Task instructions
Render the following material again verbatim, leaving nothing out.

* Start *

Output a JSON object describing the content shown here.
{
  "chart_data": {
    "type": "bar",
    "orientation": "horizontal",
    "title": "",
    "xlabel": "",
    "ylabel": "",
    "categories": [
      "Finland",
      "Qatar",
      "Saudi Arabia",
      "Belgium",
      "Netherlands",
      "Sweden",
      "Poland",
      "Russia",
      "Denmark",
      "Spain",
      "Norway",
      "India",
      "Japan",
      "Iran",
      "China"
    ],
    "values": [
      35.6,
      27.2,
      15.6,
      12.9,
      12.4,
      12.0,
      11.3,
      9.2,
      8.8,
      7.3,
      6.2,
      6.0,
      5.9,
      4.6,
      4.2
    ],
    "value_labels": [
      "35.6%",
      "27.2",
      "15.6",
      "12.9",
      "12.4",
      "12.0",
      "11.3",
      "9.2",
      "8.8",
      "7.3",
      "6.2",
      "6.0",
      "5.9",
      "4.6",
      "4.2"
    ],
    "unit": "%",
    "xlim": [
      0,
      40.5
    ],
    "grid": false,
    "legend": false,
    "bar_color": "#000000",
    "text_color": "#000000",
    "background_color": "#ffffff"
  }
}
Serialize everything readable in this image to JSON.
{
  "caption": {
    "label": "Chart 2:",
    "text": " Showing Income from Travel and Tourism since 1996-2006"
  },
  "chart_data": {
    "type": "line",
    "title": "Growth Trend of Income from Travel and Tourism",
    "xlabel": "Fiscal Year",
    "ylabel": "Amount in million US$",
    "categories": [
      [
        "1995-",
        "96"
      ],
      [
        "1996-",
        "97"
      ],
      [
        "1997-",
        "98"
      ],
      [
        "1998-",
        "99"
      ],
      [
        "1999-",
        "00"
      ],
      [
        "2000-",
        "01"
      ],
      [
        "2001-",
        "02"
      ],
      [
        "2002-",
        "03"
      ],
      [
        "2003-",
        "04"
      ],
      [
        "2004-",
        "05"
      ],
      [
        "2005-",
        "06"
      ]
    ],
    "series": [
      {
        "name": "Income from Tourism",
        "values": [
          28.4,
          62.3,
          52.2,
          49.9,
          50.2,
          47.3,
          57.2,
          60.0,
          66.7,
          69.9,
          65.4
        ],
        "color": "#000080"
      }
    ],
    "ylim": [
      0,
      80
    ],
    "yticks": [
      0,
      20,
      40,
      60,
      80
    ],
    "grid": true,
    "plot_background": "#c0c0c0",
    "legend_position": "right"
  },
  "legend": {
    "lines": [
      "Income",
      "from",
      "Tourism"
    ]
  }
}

* End *

Task answer
Output a JSON object describing the content shown here.
{
  "chart_data": {
    "type": "bar",
    "orientation": "horizontal",
    "title": "",
    "xlabel": "",
    "ylabel": "",
    "categories": [
      "Finland",
      "Qatar",
      "Saudi Arabia",
      "Belgium",
      "Netherlands",
      "Sweden",
      "Poland",
      "Russia",
      "Denmark",
      "Spain",
      "Norway",
      "India",
      "Japan",
      "Iran",
      "China"
    ],
    "values": [
      35.6,
      27.2,
      15.6,
      12.9,
      12.4,
      12.0,
      11.3,
      9.2,
      8.8,
      7.3,
      6.2,
      6.0,
      5.9,
      4.6,
      4.2
    ],
    "value_labels": [
      "35.6%",
      "27.2",
      "15.6",
      "12.9",
      "12.4",
      "12.0",
      "11.3",
      "9.2",
      "8.8",
      "7.3",
      "6.2",
      "6.0",
      "5.9",
      "4.6",
      "4.2"
    ],
    "unit": "%",
    "xlim": [
      0,
      40.5
    ],
    "grid": false,
    "legend": false,
    "bar_color": "#000000",
    "text_color": "#000000",
    "background_color": "#ffffff"
  }
}
Serialize everything readable in this image to JSON.
{
  "caption": {
    "label": "Chart 2:",
    "text": " Showing Income from Travel and Tourism since 1996-2006"
  },
  "chart_data": {
    "type": "line",
    "title": "Growth Trend of Income from Travel and Tourism",
    "xlabel": "Fiscal Year",
    "ylabel": "Amount in million US$",
    "categories": [
      [
        "1995-",
        "96"
      ],
      [
        "1996-",
        "97"
      ],
      [
        "1997-",
        "98"
      ],
      [
        "1998-",
        "99"
      ],
      [
        "1999-",
        "00"
      ],
      [
        "2000-",
        "01"
      ],
      [
        "2001-",
        "02"
      ],
      [
        "2002-",
        "03"
      ],
      [
        "2003-",
        "04"
      ],
      [
        "2004-",
        "05"
      ],
      [
        "2005-",
        "06"
      ]
    ],
    "series": [
      {
        "name": "Income from Tourism",
        "values": [
          28.4,
          62.3,
          52.2,
          49.9,
          50.2,
          47.3,
          57.2,
          60.0,
          66.7,
          69.9,
          65.4
        ],
        "color": "#000080"
      }
    ],
    "ylim": [
      0,
      80
    ],
    "yticks": [
      0,
      20,
      40,
      60,
      80
    ],
    "grid": true,
    "plot_background": "#c0c0c0",
    "legend_position": "right"
  },
  "legend": {
    "lines": [
      "Income",
      "from",
      "Tourism"
    ]
  }
}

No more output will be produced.